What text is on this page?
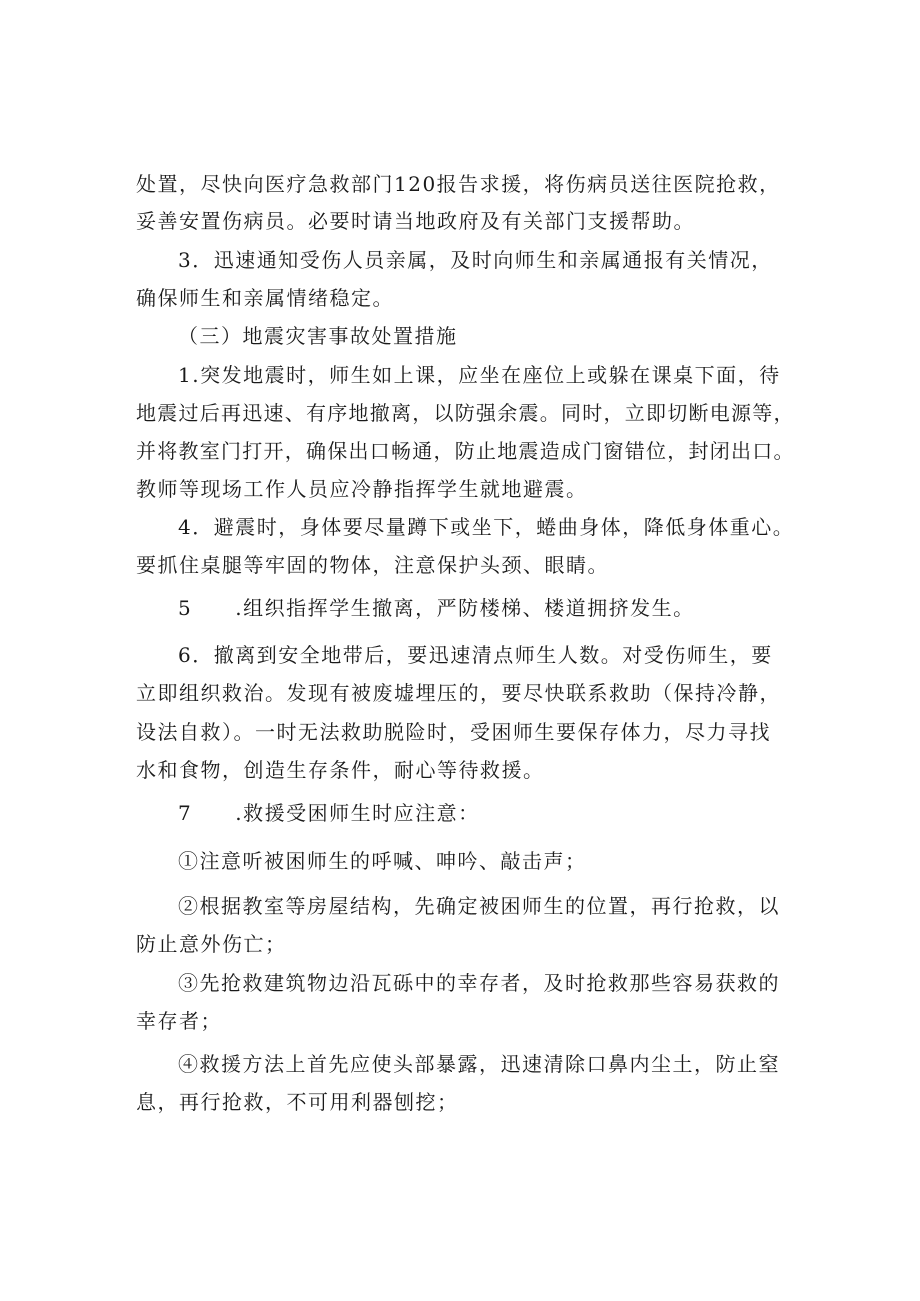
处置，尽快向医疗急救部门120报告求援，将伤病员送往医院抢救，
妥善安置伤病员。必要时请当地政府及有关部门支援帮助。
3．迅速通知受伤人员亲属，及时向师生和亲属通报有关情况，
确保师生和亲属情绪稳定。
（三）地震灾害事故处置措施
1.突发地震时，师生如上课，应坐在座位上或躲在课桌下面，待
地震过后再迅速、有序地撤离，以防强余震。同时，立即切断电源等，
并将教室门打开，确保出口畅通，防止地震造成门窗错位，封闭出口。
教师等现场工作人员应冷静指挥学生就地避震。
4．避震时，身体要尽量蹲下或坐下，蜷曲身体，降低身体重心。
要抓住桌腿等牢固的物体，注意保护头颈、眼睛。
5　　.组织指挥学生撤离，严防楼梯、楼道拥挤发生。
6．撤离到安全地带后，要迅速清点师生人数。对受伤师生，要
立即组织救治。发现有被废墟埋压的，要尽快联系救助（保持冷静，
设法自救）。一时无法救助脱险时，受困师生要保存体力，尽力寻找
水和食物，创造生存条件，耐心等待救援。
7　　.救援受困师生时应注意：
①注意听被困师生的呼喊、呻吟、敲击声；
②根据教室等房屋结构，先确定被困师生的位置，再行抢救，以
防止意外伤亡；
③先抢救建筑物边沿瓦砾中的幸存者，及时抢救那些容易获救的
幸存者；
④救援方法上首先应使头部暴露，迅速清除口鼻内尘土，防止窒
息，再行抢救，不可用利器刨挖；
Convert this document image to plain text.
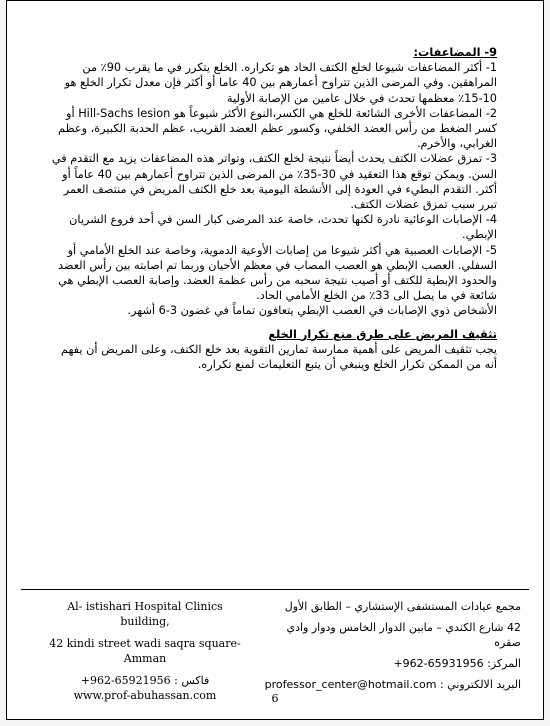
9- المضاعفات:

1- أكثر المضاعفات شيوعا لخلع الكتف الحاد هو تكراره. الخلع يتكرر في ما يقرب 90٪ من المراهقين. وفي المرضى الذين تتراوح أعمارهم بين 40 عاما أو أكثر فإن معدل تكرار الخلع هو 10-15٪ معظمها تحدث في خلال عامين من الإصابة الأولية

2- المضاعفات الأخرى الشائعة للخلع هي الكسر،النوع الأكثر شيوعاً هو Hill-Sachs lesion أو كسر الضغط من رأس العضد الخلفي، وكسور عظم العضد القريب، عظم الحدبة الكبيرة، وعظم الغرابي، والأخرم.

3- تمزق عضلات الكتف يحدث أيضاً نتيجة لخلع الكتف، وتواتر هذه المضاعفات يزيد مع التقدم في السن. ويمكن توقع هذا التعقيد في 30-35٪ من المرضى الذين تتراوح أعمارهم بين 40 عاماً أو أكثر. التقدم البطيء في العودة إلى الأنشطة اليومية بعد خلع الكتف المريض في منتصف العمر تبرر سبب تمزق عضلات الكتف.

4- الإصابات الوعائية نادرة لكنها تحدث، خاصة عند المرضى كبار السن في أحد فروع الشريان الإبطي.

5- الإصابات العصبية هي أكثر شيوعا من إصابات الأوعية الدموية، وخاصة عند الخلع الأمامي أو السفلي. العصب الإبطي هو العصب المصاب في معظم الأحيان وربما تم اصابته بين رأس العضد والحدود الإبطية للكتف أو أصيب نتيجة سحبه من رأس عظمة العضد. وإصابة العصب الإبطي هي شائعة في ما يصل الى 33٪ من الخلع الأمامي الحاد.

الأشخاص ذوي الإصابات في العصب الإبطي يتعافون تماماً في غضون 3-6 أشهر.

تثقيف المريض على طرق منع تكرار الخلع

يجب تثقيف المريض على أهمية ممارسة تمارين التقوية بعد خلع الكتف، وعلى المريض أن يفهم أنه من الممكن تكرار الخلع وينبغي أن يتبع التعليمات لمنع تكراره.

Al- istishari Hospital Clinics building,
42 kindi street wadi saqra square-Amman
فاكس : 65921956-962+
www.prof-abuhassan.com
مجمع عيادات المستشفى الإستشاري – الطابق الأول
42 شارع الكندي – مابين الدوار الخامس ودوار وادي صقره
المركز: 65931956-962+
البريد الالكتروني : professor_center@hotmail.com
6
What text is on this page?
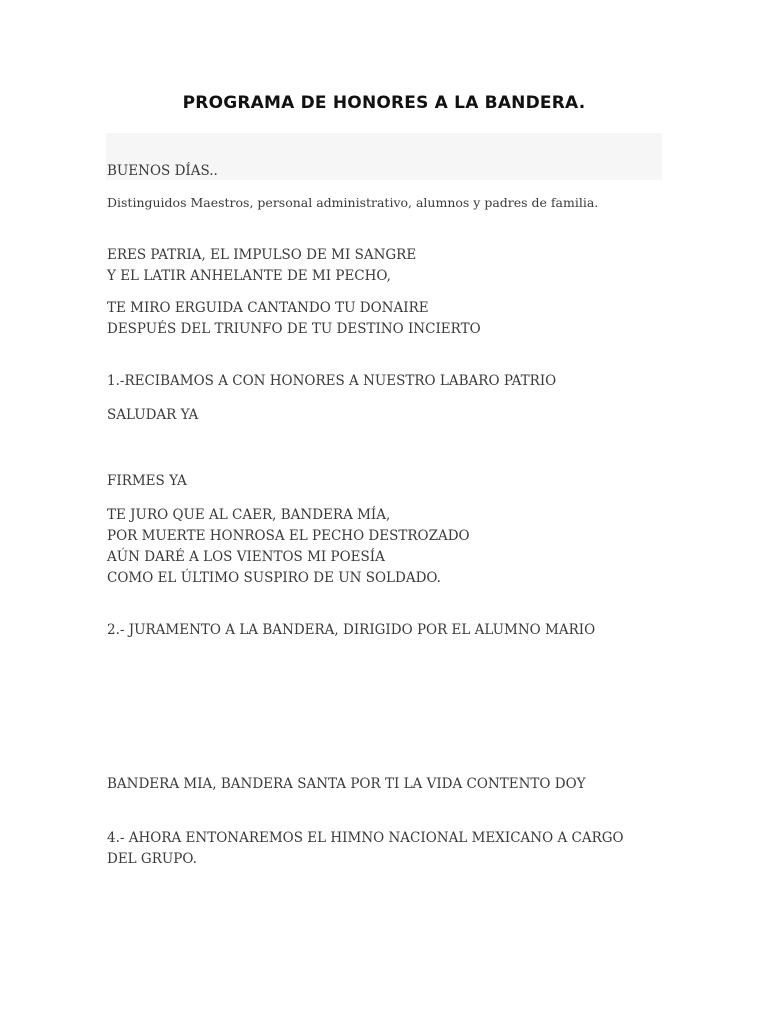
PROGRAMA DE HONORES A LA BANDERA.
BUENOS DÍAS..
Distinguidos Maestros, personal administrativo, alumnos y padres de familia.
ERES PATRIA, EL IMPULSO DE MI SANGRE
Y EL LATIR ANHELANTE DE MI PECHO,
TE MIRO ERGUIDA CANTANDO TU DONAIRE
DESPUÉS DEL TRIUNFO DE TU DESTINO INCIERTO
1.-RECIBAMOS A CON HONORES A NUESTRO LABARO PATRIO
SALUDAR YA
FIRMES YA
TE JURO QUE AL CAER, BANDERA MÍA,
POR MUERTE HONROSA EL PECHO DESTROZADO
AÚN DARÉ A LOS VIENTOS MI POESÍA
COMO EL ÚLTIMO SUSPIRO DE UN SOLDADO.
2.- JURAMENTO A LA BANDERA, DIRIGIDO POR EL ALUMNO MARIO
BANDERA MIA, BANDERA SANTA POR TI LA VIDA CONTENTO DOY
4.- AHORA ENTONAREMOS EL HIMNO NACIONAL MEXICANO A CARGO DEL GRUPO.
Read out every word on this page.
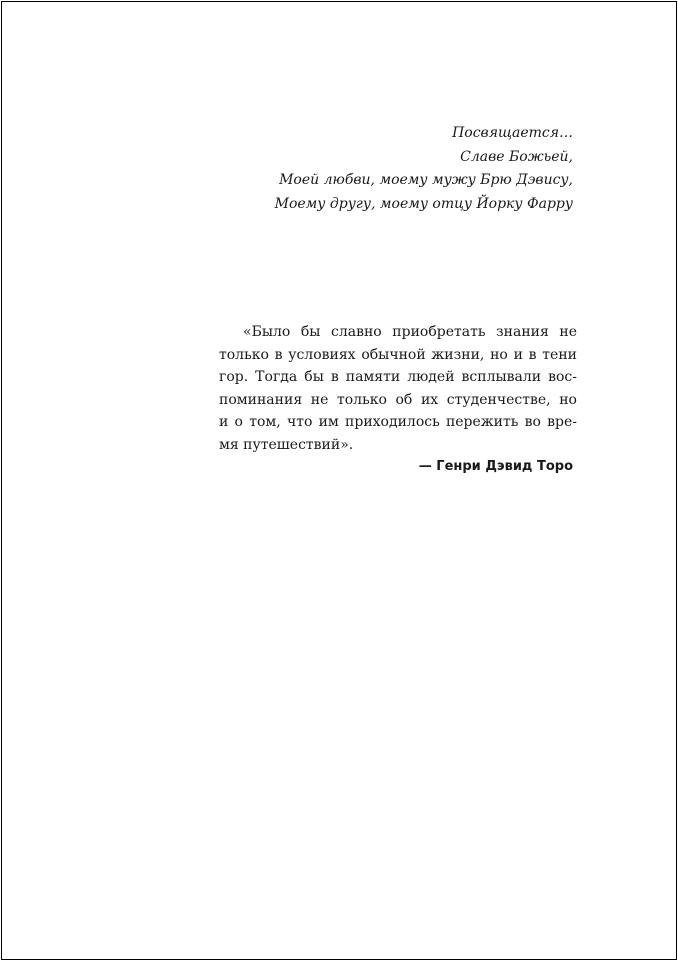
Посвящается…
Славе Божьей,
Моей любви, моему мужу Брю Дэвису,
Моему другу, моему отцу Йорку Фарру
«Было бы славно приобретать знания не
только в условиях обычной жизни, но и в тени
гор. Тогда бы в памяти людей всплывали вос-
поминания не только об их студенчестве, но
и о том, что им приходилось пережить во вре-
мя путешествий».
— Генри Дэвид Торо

● Set problem: Your task is to transcribe all of the records precisely, with no images included.

● Written reply:
What text is on this page?
处置，尽快向医疗急救部门120报告求援，将伤病员送往医院抢救，
妥善安置伤病员。必要时请当地政府及有关部门支援帮助。
3．迅速通知受伤人员亲属，及时向师生和亲属通报有关情况，
确保师生和亲属情绪稳定。
（三）地震灾害事故处置措施
1.突发地震时，师生如上课，应坐在座位上或躲在课桌下面，待
地震过后再迅速、有序地撤离，以防强余震。同时，立即切断电源等，
并将教室门打开，确保出口畅通，防止地震造成门窗错位，封闭出口。
教师等现场工作人员应冷静指挥学生就地避震。
4．避震时，身体要尽量蹲下或坐下，蜷曲身体，降低身体重心。
要抓住桌腿等牢固的物体，注意保护头颈、眼睛。
5　　.组织指挥学生撤离，严防楼梯、楼道拥挤发生。
6．撤离到安全地带后，要迅速清点师生人数。对受伤师生，要
立即组织救治。发现有被废墟埋压的，要尽快联系救助（保持冷静，
设法自救）。一时无法救助脱险时，受困师生要保存体力，尽力寻找
水和食物，创造生存条件，耐心等待救援。
7　　.救援受困师生时应注意：
①注意听被困师生的呼喊、呻吟、敲击声；
②根据教室等房屋结构，先确定被困师生的位置，再行抢救，以
防止意外伤亡；
③先抢救建筑物边沿瓦砾中的幸存者，及时抢救那些容易获救的
幸存者；
④救援方法上首先应使头部暴露，迅速清除口鼻内尘土，防止窒
息，再行抢救，不可用利器刨挖；
Convert this document image to plain text.
9- المضاعفات:

1- أكثر المضاعفات شيوعا لخلع الكتف الحاد هو تكراره. الخلع يتكرر في ما يقرب 90٪ من المراهقين. وفي المرضى الذين تتراوح أعمارهم بين 40 عاما أو أكثر فإن معدل تكرار الخلع هو 10-15٪ معظمها تحدث في خلال عامين من الإصابة الأولية

2- المضاعفات الأخرى الشائعة للخلع هي الكسر،النوع الأكثر شيوعاً هو Hill-Sachs lesion أو كسر الضغط من رأس العضد الخلفي، وكسور عظم العضد القريب، عظم الحدبة الكبيرة، وعظم الغرابي، والأخرم.

3- تمزق عضلات الكتف يحدث أيضاً نتيجة لخلع الكتف، وتواتر هذه المضاعفات يزيد مع التقدم في السن. ويمكن توقع هذا التعقيد في 30-35٪ من المرضى الذين تتراوح أعمارهم بين 40 عاماً أو أكثر. التقدم البطيء في العودة إلى الأنشطة اليومية بعد خلع الكتف المريض في منتصف العمر تبرر سبب تمزق عضلات الكتف.

4- الإصابات الوعائية نادرة لكنها تحدث، خاصة عند المرضى كبار السن في أحد فروع الشريان الإبطي.

5- الإصابات العصبية هي أكثر شيوعا من إصابات الأوعية الدموية، وخاصة عند الخلع الأمامي أو السفلي. العصب الإبطي هو العصب المصاب في معظم الأحيان وربما تم اصابته بين رأس العضد والحدود الإبطية للكتف أو أصيب نتيجة سحبه من رأس عظمة العضد. وإصابة العصب الإبطي هي شائعة في ما يصل الى 33٪ من الخلع الأمامي الحاد.

الأشخاص ذوي الإصابات في العصب الإبطي يتعافون تماماً في غضون 3-6 أشهر.

تثقيف المريض على طرق منع تكرار الخلع

يجب تثقيف المريض على أهمية ممارسة تمارين التقوية بعد خلع الكتف، وعلى المريض أن يفهم أنه من الممكن تكرار الخلع وينبغي أن يتبع التعليمات لمنع تكراره.

Al- istishari Hospital Clinics building,
42 kindi street wadi saqra square-Amman
فاكس : 65921956-962+
www.prof-abuhassan.com
مجمع عيادات المستشفى الإستشاري – الطابق الأول
42 شارع الكندي – مابين الدوار الخامس ودوار وادي صقره
المركز: 65931956-962+
البريد الالكتروني : professor_center@hotmail.com
6
What text is on this page?
PROGRAMA DE HONORES A LA BANDERA.
BUENOS DÍAS..
Distinguidos Maestros, personal administrativo, alumnos y padres de familia.
ERES PATRIA, EL IMPULSO DE MI SANGRE
Y EL LATIR ANHELANTE DE MI PECHO,
TE MIRO ERGUIDA CANTANDO TU DONAIRE
DESPUÉS DEL TRIUNFO DE TU DESTINO INCIERTO
1.-RECIBAMOS A CON HONORES A NUESTRO LABARO PATRIO
SALUDAR YA
FIRMES YA
TE JURO QUE AL CAER, BANDERA MÍA,
POR MUERTE HONROSA EL PECHO DESTROZADO
AÚN DARÉ A LOS VIENTOS MI POESÍA
COMO EL ÚLTIMO SUSPIRO DE UN SOLDADO.
2.- JURAMENTO A LA BANDERA, DIRIGIDO POR EL ALUMNO MARIO
BANDERA MIA, BANDERA SANTA POR TI LA VIDA CONTENTO DOY
4.- AHORA ENTONAREMOS EL HIMNO NACIONAL MEXICANO A CARGO DEL GRUPO.
Read out every word on this page.
Посвящается…
Славе Божьей,
Моей любви, моему мужу Брю Дэвису,
Моему другу, моему отцу Йорку Фарру
«Было бы славно приобретать знания не
только в условиях обычной жизни, но и в тени
гор. Тогда бы в памяти людей всплывали вос-
поминания не только об их студенчестве, но
и о том, что им приходилось пережить во вре-
мя путешествий».
— Генри Дэвид Торо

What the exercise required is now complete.